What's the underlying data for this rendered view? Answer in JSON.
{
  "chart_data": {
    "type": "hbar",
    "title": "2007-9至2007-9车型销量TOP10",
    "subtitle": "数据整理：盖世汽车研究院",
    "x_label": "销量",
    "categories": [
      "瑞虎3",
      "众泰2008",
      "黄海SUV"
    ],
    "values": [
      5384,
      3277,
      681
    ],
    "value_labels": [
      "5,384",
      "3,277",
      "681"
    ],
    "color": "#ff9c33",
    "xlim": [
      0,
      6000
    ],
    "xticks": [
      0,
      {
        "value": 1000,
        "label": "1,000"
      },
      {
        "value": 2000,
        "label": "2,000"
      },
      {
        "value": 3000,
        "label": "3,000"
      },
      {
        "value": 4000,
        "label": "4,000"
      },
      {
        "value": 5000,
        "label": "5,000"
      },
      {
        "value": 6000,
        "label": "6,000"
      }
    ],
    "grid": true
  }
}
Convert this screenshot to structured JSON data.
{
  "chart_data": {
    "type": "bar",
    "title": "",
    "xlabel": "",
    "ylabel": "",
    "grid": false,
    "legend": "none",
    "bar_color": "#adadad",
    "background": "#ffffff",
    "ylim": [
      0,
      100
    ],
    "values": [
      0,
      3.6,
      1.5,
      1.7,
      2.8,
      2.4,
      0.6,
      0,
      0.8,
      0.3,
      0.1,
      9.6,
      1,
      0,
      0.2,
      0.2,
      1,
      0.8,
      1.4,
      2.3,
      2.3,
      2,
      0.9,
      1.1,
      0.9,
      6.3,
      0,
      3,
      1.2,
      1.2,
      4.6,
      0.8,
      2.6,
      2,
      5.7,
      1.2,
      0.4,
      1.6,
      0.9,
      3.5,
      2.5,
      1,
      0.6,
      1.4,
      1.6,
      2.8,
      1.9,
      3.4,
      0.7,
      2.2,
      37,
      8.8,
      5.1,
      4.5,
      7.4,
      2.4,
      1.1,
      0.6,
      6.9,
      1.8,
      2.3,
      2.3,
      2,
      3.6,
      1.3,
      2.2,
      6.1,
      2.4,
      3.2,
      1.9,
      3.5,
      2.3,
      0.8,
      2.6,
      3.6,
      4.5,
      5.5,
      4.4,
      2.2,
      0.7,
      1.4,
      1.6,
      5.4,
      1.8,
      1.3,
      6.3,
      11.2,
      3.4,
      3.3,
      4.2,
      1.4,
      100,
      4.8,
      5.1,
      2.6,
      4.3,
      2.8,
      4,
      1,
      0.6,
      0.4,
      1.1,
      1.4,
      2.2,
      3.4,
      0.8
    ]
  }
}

—————

**What you will do**
Repeat the entries exactly, all of them.

**Written response**
What's the underlying data for this rendered view? Answer in JSON.
{
  "chart_data": {
    "type": "hbar",
    "title": "2007-9至2007-9车型销量TOP10",
    "subtitle": "数据整理：盖世汽车研究院",
    "x_label": "销量",
    "categories": [
      "瑞虎3",
      "众泰2008",
      "黄海SUV"
    ],
    "values": [
      5384,
      3277,
      681
    ],
    "value_labels": [
      "5,384",
      "3,277",
      "681"
    ],
    "color": "#ff9c33",
    "xlim": [
      0,
      6000
    ],
    "xticks": [
      0,
      {
        "value": 1000,
        "label": "1,000"
      },
      {
        "value": 2000,
        "label": "2,000"
      },
      {
        "value": 3000,
        "label": "3,000"
      },
      {
        "value": 4000,
        "label": "4,000"
      },
      {
        "value": 5000,
        "label": "5,000"
      },
      {
        "value": 6000,
        "label": "6,000"
      }
    ],
    "grid": true
  }
}
Convert this screenshot to structured JSON data.
{
  "chart_data": {
    "type": "bar",
    "title": "",
    "xlabel": "",
    "ylabel": "",
    "grid": false,
    "legend": "none",
    "bar_color": "#adadad",
    "background": "#ffffff",
    "ylim": [
      0,
      100
    ],
    "values": [
      0,
      3.6,
      1.5,
      1.7,
      2.8,
      2.4,
      0.6,
      0,
      0.8,
      0.3,
      0.1,
      9.6,
      1,
      0,
      0.2,
      0.2,
      1,
      0.8,
      1.4,
      2.3,
      2.3,
      2,
      0.9,
      1.1,
      0.9,
      6.3,
      0,
      3,
      1.2,
      1.2,
      4.6,
      0.8,
      2.6,
      2,
      5.7,
      1.2,
      0.4,
      1.6,
      0.9,
      3.5,
      2.5,
      1,
      0.6,
      1.4,
      1.6,
      2.8,
      1.9,
      3.4,
      0.7,
      2.2,
      37,
      8.8,
      5.1,
      4.5,
      7.4,
      2.4,
      1.1,
      0.6,
      6.9,
      1.8,
      2.3,
      2.3,
      2,
      3.6,
      1.3,
      2.2,
      6.1,
      2.4,
      3.2,
      1.9,
      3.5,
      2.3,
      0.8,
      2.6,
      3.6,
      4.5,
      5.5,
      4.4,
      2.2,
      0.7,
      1.4,
      1.6,
      5.4,
      1.8,
      1.3,
      6.3,
      11.2,
      3.4,
      3.3,
      4.2,
      1.4,
      100,
      4.8,
      5.1,
      2.6,
      4.3,
      2.8,
      4,
      1,
      0.6,
      0.4,
      1.1,
      1.4,
      2.2,
      3.4,
      0.8
    ]
  }
}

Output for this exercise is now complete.